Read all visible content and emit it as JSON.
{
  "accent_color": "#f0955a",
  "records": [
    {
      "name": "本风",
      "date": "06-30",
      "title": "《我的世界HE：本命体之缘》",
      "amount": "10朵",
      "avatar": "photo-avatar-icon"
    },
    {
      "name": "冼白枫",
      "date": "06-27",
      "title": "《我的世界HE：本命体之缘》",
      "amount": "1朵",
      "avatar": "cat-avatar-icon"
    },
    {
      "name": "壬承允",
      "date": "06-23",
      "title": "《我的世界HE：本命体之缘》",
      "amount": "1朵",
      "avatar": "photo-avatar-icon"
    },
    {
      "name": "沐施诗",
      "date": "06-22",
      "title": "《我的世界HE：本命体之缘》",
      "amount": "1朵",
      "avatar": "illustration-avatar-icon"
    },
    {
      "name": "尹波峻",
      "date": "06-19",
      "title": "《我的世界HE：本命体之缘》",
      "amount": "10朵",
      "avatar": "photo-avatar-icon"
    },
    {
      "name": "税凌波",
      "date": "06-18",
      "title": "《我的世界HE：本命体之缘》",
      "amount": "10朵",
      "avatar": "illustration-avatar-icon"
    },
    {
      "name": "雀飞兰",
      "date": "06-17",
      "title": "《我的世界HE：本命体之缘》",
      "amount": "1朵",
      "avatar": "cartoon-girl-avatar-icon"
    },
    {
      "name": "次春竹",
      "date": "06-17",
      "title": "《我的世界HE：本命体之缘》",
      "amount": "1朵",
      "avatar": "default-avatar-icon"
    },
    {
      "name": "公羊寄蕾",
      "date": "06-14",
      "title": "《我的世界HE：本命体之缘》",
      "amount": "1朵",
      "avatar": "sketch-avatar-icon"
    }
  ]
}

WHAT IS ASKED: Copy each line above that contains the string "name".

EXERCISE RESPONSE:
      "name": "本风",
      "name": "冼白枫",
      "name": "壬承允",
      "name": "沐施诗",
      "name": "尹波峻",
      "name": "税凌波",
      "name": "雀飞兰",
      "name": "次春竹",
      "name": "公羊寄蕾",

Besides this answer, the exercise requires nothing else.